_TEXT PASSAGE_
===
HIGH COURT OF SOLOMON ISLANDS


Civil Case No. 127 of 2000


MARY CHOW


v


ATTORNEY GENERAL


High Court of Solomon Islands
(F. O. KABUI), J)


Hearing: 4th August 2000
Ruling: 8th August 2000


A. Nori for the Plaintiff
F. Waleanisia for the Defendant


RULING


(Kabui, J): The Plaintiff filed a Writ of Summons against the Defendant on 28th April 2000 together with her Statement of Claim. She claims damages for breach of contract and damages for negligence. The Defendant filed an appearance on 5th May, 2000. By Notice of Motion filed on 23rd May, 2000, the Defendant is now asking the Court to strike out the Plaintiff’s Statement of Claim on the basis that it discloses no cause of action in contract or negligence. This is being done under Order 27, rule 4 of the High Court (Civil Procedure) Rules 1964 (the High Court Rules). The Orders asked for by the Defendant in the Notice of Motion are in these terms –


(a) The Court to strike out the Writ of Summons and the Statement of Claim hereof on the ground that they do not disclose a reasonable cause of action, either in contract or negligence or any other ground.

(b) Plaintiff to meet the costs of the Defendant in respect of this application.

(c) Such further or other orders as the Court thinks fit.

The Practice in the Courts


An action may be terminated for defective pleadings on two grounds. The first is when the pleading discloses no cause of action. The second is when no defence is disclosed. This can arise in two ways. First is as above stated. That is to say, there being no cause of action or defence disclosed in the pleadings. Second is where the pleading is so badly drafted that the facts are not sufficiently stated. In cases where the pleadings are so badly drafted, amendments can cure the drafting defects. Not so where the allegation is that there is no cause of action or no defence as each allegation hinges on the law.


The purpose of this summary procedure under the High Court Rules adopted from the English Supreme Court Rules 1883 is to ensure that cases in which the Statement of Claims are without legal basis do not reach the trial stage. That is to say, the procedure is a cost saving mechanism in the rules of practice like other summary procedures under the same rules. The practical application of it however is not automatic in that it is automatically applied by the Courts in all cases. The power to do so is discretionary depending upon the circumstances of each case. This is because there is that risk of killing off the action prematurely and perhaps unjustly before the case is heard in Court at the trial stage where all the evidence in the Plaintiff’s case will be led to reveal the full strength of the Plaintiff’s case. This procedure is therefore reserved only for cases where there can be no doubt by any stretch of imagination that the Plaintiff clearly has no case to argue in Court. This procedure is described in the words of LINDLEY M.R. in Hubbuck & Sons v Wilkinson, Heywood & Clark [1898] UKLawRpKQB 176; [1899] 1 Q.B. 86 at 91 thus –


Order XXV. abolished demurrers and substituted a more summary process for getting rid of pleadings which show no reasonable cause of action or defence. Two courses are open to a defendant who wishes to raise the question whether, assuming a statement of claim to be proved, it entitles the plaintiff to relief. One method is to raise the question of law as directed by Order XXV., r. 2; the other is to apply to strike out the statement of claim under Order XXV., r. 4. The first method is appropriate to cases requiring argument and careful consideration. The second and more summary procedure is only appropriate to cases which are plain and obvious, so that any master or judge can say at once that the statement of claim as it stands is insufficient, even if proved, to entitle the plaintiff to what he asks. The use of the expression “reasonable cause of action” in rule 4 shows that the summary procedure there introduced is only intended to be had recourse to in plain and obvious cases. The authorities collected in the Annual Practice show that the Courts have always so construed rule 4, although sometimes, no doubt, a statement of claim may be so long and the facts so complicated that considerable time and attention are required to ascertain their true result, as in Republic of Peru v. Peruvian Guano Co. (1).
===
_SOURCE DATA_
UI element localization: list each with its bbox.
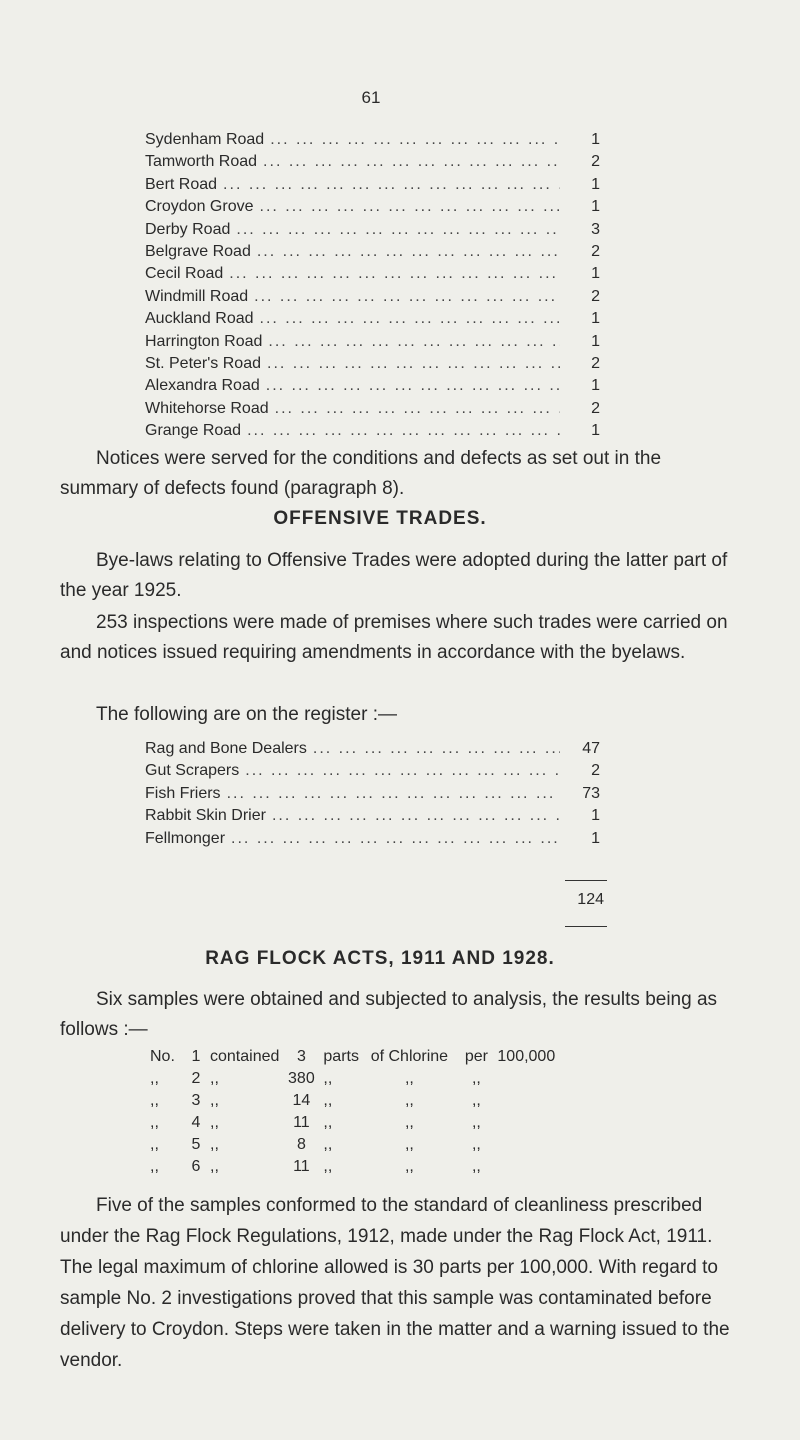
===
_SHORT PROBLEM 1_
Translate this sentence from the Solomon Islands court ruling into Spanish: "The Defendant filed an appearance on 5th May, 2000."
_SHORT PROBLEM 2_
Return the passage of the Solomon Islands court ruling starting at "The Practice in" and ending at "on the law.", copied word for word.

_EXERCISE ANSWER 1_
El Demandado presentó un escrito de comparecencia el 5 de mayo de 2000.

_EXERCISE ANSWER 2_
The Practice in the Courts


An action may be terminated for defective pleadings on two grounds. The first is when the pleading discloses no cause of action. The second is when no defence is disclosed. This can arise in two ways. First is as above stated. That is to say, there being no cause of action or defence disclosed in the pleadings. Second is where the pleading is so badly drafted that the facts are not sufficiently stated. In cases where the pleadings are so badly drafted, amendments can cure the drafting defects. Not so where the allegation is that there is no cause of action or no defence as each allegation hinges on the law.